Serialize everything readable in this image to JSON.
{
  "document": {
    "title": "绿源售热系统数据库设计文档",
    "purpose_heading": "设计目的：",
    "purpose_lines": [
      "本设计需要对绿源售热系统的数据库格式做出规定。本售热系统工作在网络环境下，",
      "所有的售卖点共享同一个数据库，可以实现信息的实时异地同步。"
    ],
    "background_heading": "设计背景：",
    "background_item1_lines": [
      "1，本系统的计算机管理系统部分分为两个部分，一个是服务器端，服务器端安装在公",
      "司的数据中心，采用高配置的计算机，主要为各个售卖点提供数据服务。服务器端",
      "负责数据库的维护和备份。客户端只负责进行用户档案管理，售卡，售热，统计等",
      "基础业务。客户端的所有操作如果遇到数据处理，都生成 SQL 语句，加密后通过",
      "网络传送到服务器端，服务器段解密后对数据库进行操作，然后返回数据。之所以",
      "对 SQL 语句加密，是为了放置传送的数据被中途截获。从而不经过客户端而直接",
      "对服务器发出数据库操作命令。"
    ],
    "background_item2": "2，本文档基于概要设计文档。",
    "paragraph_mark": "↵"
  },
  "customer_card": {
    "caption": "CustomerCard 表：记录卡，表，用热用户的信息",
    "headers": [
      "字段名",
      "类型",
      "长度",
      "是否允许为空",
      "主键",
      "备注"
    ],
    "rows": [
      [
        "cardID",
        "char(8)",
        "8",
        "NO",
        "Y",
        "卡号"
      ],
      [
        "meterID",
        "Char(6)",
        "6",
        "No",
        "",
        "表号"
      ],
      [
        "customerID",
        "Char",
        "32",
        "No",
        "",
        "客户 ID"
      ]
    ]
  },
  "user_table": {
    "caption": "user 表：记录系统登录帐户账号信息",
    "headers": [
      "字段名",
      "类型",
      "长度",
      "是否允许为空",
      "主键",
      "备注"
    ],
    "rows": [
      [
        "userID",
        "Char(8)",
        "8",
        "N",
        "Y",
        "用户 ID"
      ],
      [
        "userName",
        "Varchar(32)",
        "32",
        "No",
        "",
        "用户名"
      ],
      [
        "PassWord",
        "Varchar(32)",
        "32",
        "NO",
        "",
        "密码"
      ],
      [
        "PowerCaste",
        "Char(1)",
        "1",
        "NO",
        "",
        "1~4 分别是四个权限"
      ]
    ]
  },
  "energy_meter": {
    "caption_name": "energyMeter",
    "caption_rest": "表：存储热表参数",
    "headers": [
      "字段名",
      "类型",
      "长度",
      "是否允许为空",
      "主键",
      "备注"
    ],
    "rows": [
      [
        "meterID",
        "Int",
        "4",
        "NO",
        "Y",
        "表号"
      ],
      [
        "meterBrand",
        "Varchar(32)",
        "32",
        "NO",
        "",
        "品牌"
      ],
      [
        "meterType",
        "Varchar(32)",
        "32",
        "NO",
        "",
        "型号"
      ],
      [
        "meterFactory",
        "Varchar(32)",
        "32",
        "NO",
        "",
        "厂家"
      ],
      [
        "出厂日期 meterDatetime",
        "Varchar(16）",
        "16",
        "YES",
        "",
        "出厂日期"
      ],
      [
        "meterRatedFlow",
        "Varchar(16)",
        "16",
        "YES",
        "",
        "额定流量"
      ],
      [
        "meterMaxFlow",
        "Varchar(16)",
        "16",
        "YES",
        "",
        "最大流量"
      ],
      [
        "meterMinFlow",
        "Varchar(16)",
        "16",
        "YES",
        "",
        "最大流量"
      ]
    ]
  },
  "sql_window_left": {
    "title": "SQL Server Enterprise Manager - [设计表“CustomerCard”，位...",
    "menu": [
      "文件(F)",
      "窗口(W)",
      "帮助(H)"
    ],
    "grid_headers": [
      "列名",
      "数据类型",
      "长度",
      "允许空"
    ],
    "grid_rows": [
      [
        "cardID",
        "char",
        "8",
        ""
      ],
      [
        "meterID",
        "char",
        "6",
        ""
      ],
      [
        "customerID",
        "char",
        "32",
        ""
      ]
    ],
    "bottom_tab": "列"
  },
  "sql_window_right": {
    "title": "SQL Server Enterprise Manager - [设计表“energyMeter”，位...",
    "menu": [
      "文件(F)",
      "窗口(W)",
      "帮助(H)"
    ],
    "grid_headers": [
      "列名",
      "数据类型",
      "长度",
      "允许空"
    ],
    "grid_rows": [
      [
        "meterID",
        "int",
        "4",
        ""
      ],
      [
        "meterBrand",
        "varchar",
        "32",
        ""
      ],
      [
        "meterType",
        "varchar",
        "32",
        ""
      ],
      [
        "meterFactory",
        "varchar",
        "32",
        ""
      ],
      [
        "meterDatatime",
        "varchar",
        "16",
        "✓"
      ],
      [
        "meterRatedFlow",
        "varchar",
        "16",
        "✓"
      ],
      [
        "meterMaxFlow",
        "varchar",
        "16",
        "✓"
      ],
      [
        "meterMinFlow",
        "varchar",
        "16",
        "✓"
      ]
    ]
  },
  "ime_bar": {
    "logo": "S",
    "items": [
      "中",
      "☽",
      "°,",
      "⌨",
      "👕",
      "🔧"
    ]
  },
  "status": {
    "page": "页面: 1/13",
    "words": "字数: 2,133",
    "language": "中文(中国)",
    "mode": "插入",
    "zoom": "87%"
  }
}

→ Exercise description
All of the material above needs to be retyped word for word.

→ The response
Serialize everything readable in this image to JSON.
{
  "document": {
    "title": "绿源售热系统数据库设计文档",
    "purpose_heading": "设计目的：",
    "purpose_lines": [
      "本设计需要对绿源售热系统的数据库格式做出规定。本售热系统工作在网络环境下，",
      "所有的售卖点共享同一个数据库，可以实现信息的实时异地同步。"
    ],
    "background_heading": "设计背景：",
    "background_item1_lines": [
      "1，本系统的计算机管理系统部分分为两个部分，一个是服务器端，服务器端安装在公",
      "司的数据中心，采用高配置的计算机，主要为各个售卖点提供数据服务。服务器端",
      "负责数据库的维护和备份。客户端只负责进行用户档案管理，售卡，售热，统计等",
      "基础业务。客户端的所有操作如果遇到数据处理，都生成 SQL 语句，加密后通过",
      "网络传送到服务器端，服务器段解密后对数据库进行操作，然后返回数据。之所以",
      "对 SQL 语句加密，是为了放置传送的数据被中途截获。从而不经过客户端而直接",
      "对服务器发出数据库操作命令。"
    ],
    "background_item2": "2，本文档基于概要设计文档。",
    "paragraph_mark": "↵"
  },
  "customer_card": {
    "caption": "CustomerCard 表：记录卡，表，用热用户的信息",
    "headers": [
      "字段名",
      "类型",
      "长度",
      "是否允许为空",
      "主键",
      "备注"
    ],
    "rows": [
      [
        "cardID",
        "char(8)",
        "8",
        "NO",
        "Y",
        "卡号"
      ],
      [
        "meterID",
        "Char(6)",
        "6",
        "No",
        "",
        "表号"
      ],
      [
        "customerID",
        "Char",
        "32",
        "No",
        "",
        "客户 ID"
      ]
    ]
  },
  "user_table": {
    "caption": "user 表：记录系统登录帐户账号信息",
    "headers": [
      "字段名",
      "类型",
      "长度",
      "是否允许为空",
      "主键",
      "备注"
    ],
    "rows": [
      [
        "userID",
        "Char(8)",
        "8",
        "N",
        "Y",
        "用户 ID"
      ],
      [
        "userName",
        "Varchar(32)",
        "32",
        "No",
        "",
        "用户名"
      ],
      [
        "PassWord",
        "Varchar(32)",
        "32",
        "NO",
        "",
        "密码"
      ],
      [
        "PowerCaste",
        "Char(1)",
        "1",
        "NO",
        "",
        "1~4 分别是四个权限"
      ]
    ]
  },
  "energy_meter": {
    "caption_name": "energyMeter",
    "caption_rest": "表：存储热表参数",
    "headers": [
      "字段名",
      "类型",
      "长度",
      "是否允许为空",
      "主键",
      "备注"
    ],
    "rows": [
      [
        "meterID",
        "Int",
        "4",
        "NO",
        "Y",
        "表号"
      ],
      [
        "meterBrand",
        "Varchar(32)",
        "32",
        "NO",
        "",
        "品牌"
      ],
      [
        "meterType",
        "Varchar(32)",
        "32",
        "NO",
        "",
        "型号"
      ],
      [
        "meterFactory",
        "Varchar(32)",
        "32",
        "NO",
        "",
        "厂家"
      ],
      [
        "出厂日期 meterDatetime",
        "Varchar(16）",
        "16",
        "YES",
        "",
        "出厂日期"
      ],
      [
        "meterRatedFlow",
        "Varchar(16)",
        "16",
        "YES",
        "",
        "额定流量"
      ],
      [
        "meterMaxFlow",
        "Varchar(16)",
        "16",
        "YES",
        "",
        "最大流量"
      ],
      [
        "meterMinFlow",
        "Varchar(16)",
        "16",
        "YES",
        "",
        "最大流量"
      ]
    ]
  },
  "sql_window_left": {
    "title": "SQL Server Enterprise Manager - [设计表“CustomerCard”，位...",
    "menu": [
      "文件(F)",
      "窗口(W)",
      "帮助(H)"
    ],
    "grid_headers": [
      "列名",
      "数据类型",
      "长度",
      "允许空"
    ],
    "grid_rows": [
      [
        "cardID",
        "char",
        "8",
        ""
      ],
      [
        "meterID",
        "char",
        "6",
        ""
      ],
      [
        "customerID",
        "char",
        "32",
        ""
      ]
    ],
    "bottom_tab": "列"
  },
  "sql_window_right": {
    "title": "SQL Server Enterprise Manager - [设计表“energyMeter”，位...",
    "menu": [
      "文件(F)",
      "窗口(W)",
      "帮助(H)"
    ],
    "grid_headers": [
      "列名",
      "数据类型",
      "长度",
      "允许空"
    ],
    "grid_rows": [
      [
        "meterID",
        "int",
        "4",
        ""
      ],
      [
        "meterBrand",
        "varchar",
        "32",
        ""
      ],
      [
        "meterType",
        "varchar",
        "32",
        ""
      ],
      [
        "meterFactory",
        "varchar",
        "32",
        ""
      ],
      [
        "meterDatatime",
        "varchar",
        "16",
        "✓"
      ],
      [
        "meterRatedFlow",
        "varchar",
        "16",
        "✓"
      ],
      [
        "meterMaxFlow",
        "varchar",
        "16",
        "✓"
      ],
      [
        "meterMinFlow",
        "varchar",
        "16",
        "✓"
      ]
    ]
  },
  "ime_bar": {
    "logo": "S",
    "items": [
      "中",
      "☽",
      "°,",
      "⌨",
      "👕",
      "🔧"
    ]
  },
  "status": {
    "page": "页面: 1/13",
    "words": "字数: 2,133",
    "language": "中文(中国)",
    "mode": "插入",
    "zoom": "87%"
  }
}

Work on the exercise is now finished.